**** Information shown
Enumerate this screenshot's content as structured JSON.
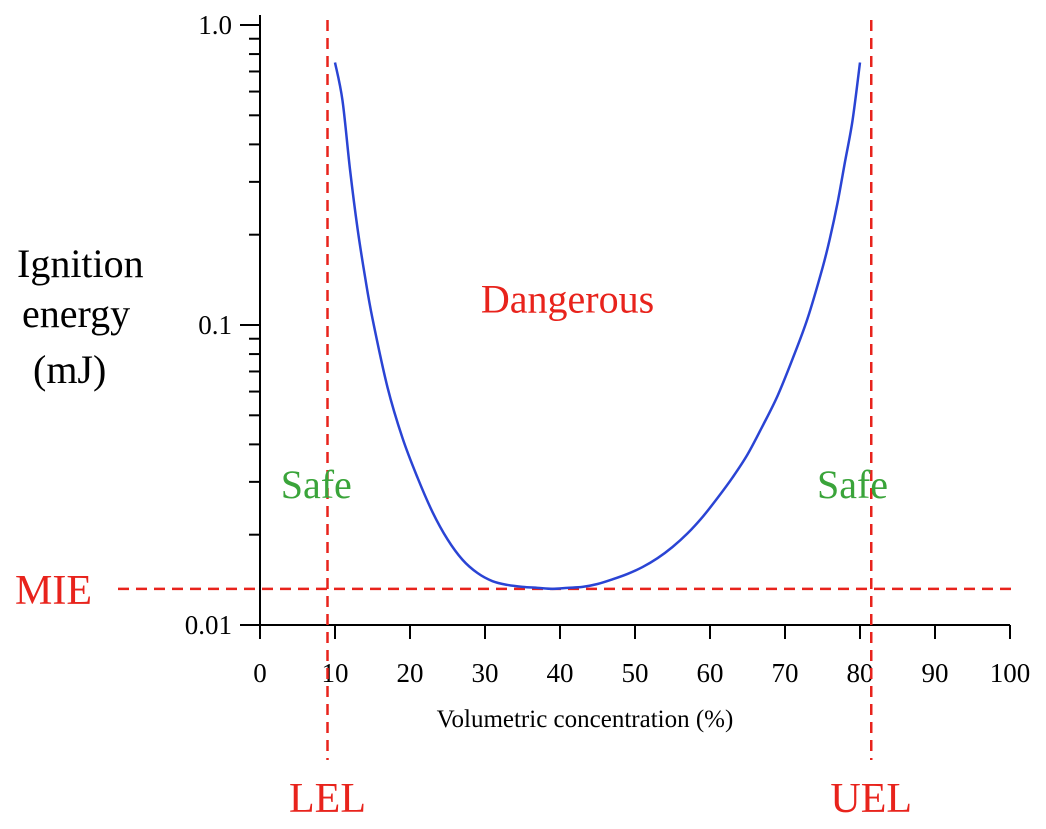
{
  "chart_data": {
    "type": "line",
    "title": "",
    "xlabel": "Volumetric concentration (%)",
    "ylabel_lines": [
      "Ignition",
      "energy",
      "(mJ)"
    ],
    "x_axis": {
      "range": [
        0,
        100
      ],
      "ticks": [
        0,
        10,
        20,
        30,
        40,
        50,
        60,
        70,
        80,
        90,
        100
      ],
      "tick_labels": [
        "0",
        "10",
        "20",
        "30",
        "40",
        "50",
        "60",
        "70",
        "80",
        "90",
        "100"
      ]
    },
    "y_axis": {
      "scale": "log",
      "range": [
        0.01,
        1.0
      ],
      "major_ticks": [
        0.01,
        0.1,
        1.0
      ],
      "tick_labels": [
        "0.01",
        "0.1",
        "1.0"
      ]
    },
    "grid": false,
    "series": [
      {
        "color": "#2a44d4",
        "x": [
          10,
          11,
          12,
          13,
          14,
          15,
          17,
          19,
          21,
          23,
          25,
          27,
          29,
          31,
          33,
          35,
          37,
          39,
          41,
          43,
          45,
          47,
          49,
          51,
          53,
          55,
          57,
          59,
          61,
          63,
          65,
          67,
          69,
          71,
          73,
          75,
          76,
          77,
          78,
          79,
          80
        ],
        "y": [
          0.75,
          0.56,
          0.33,
          0.21,
          0.145,
          0.105,
          0.062,
          0.042,
          0.031,
          0.0238,
          0.0193,
          0.0165,
          0.0149,
          0.014,
          0.0136,
          0.0134,
          0.0133,
          0.0132,
          0.0133,
          0.0134,
          0.0137,
          0.0142,
          0.0148,
          0.0156,
          0.0167,
          0.0182,
          0.0202,
          0.0229,
          0.0265,
          0.031,
          0.037,
          0.046,
          0.058,
          0.077,
          0.105,
          0.155,
          0.195,
          0.255,
          0.35,
          0.48,
          0.75
        ]
      }
    ],
    "reference_lines": [
      {
        "orientation": "vertical",
        "x": 9,
        "label": "LEL",
        "color": "#e8231c"
      },
      {
        "orientation": "vertical",
        "x": 81.5,
        "label": "UEL",
        "color": "#e8231c"
      },
      {
        "orientation": "horizontal",
        "y": 0.0132,
        "label": "MIE",
        "color": "#e8231c"
      }
    ],
    "region_labels": [
      {
        "text": "Dangerous",
        "x": 41,
        "y": 0.11,
        "color": "#e8231c"
      },
      {
        "text": "Safe",
        "x": 7.5,
        "y": 0.0265,
        "color": "#3aa43a"
      },
      {
        "text": "Safe",
        "x": 79,
        "y": 0.0265,
        "color": "#3aa43a"
      }
    ]
  }
}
********
**Exercise goal:** Copy the data character for character, but drop all pictures from the copy.

**Written solution:**
Enumerate this screenshot's content as structured JSON.
{
  "chart_data": {
    "type": "line",
    "title": "",
    "xlabel": "Volumetric concentration (%)",
    "ylabel_lines": [
      "Ignition",
      "energy",
      "(mJ)"
    ],
    "x_axis": {
      "range": [
        0,
        100
      ],
      "ticks": [
        0,
        10,
        20,
        30,
        40,
        50,
        60,
        70,
        80,
        90,
        100
      ],
      "tick_labels": [
        "0",
        "10",
        "20",
        "30",
        "40",
        "50",
        "60",
        "70",
        "80",
        "90",
        "100"
      ]
    },
    "y_axis": {
      "scale": "log",
      "range": [
        0.01,
        1.0
      ],
      "major_ticks": [
        0.01,
        0.1,
        1.0
      ],
      "tick_labels": [
        "0.01",
        "0.1",
        "1.0"
      ]
    },
    "grid": false,
    "series": [
      {
        "color": "#2a44d4",
        "x": [
          10,
          11,
          12,
          13,
          14,
          15,
          17,
          19,
          21,
          23,
          25,
          27,
          29,
          31,
          33,
          35,
          37,
          39,
          41,
          43,
          45,
          47,
          49,
          51,
          53,
          55,
          57,
          59,
          61,
          63,
          65,
          67,
          69,
          71,
          73,
          75,
          76,
          77,
          78,
          79,
          80
        ],
        "y": [
          0.75,
          0.56,
          0.33,
          0.21,
          0.145,
          0.105,
          0.062,
          0.042,
          0.031,
          0.0238,
          0.0193,
          0.0165,
          0.0149,
          0.014,
          0.0136,
          0.0134,
          0.0133,
          0.0132,
          0.0133,
          0.0134,
          0.0137,
          0.0142,
          0.0148,
          0.0156,
          0.0167,
          0.0182,
          0.0202,
          0.0229,
          0.0265,
          0.031,
          0.037,
          0.046,
          0.058,
          0.077,
          0.105,
          0.155,
          0.195,
          0.255,
          0.35,
          0.48,
          0.75
        ]
      }
    ],
    "reference_lines": [
      {
        "orientation": "vertical",
        "x": 9,
        "label": "LEL",
        "color": "#e8231c"
      },
      {
        "orientation": "vertical",
        "x": 81.5,
        "label": "UEL",
        "color": "#e8231c"
      },
      {
        "orientation": "horizontal",
        "y": 0.0132,
        "label": "MIE",
        "color": "#e8231c"
      }
    ],
    "region_labels": [
      {
        "text": "Dangerous",
        "x": 41,
        "y": 0.11,
        "color": "#e8231c"
      },
      {
        "text": "Safe",
        "x": 7.5,
        "y": 0.0265,
        "color": "#3aa43a"
      },
      {
        "text": "Safe",
        "x": 79,
        "y": 0.0265,
        "color": "#3aa43a"
      }
    ]
  }
}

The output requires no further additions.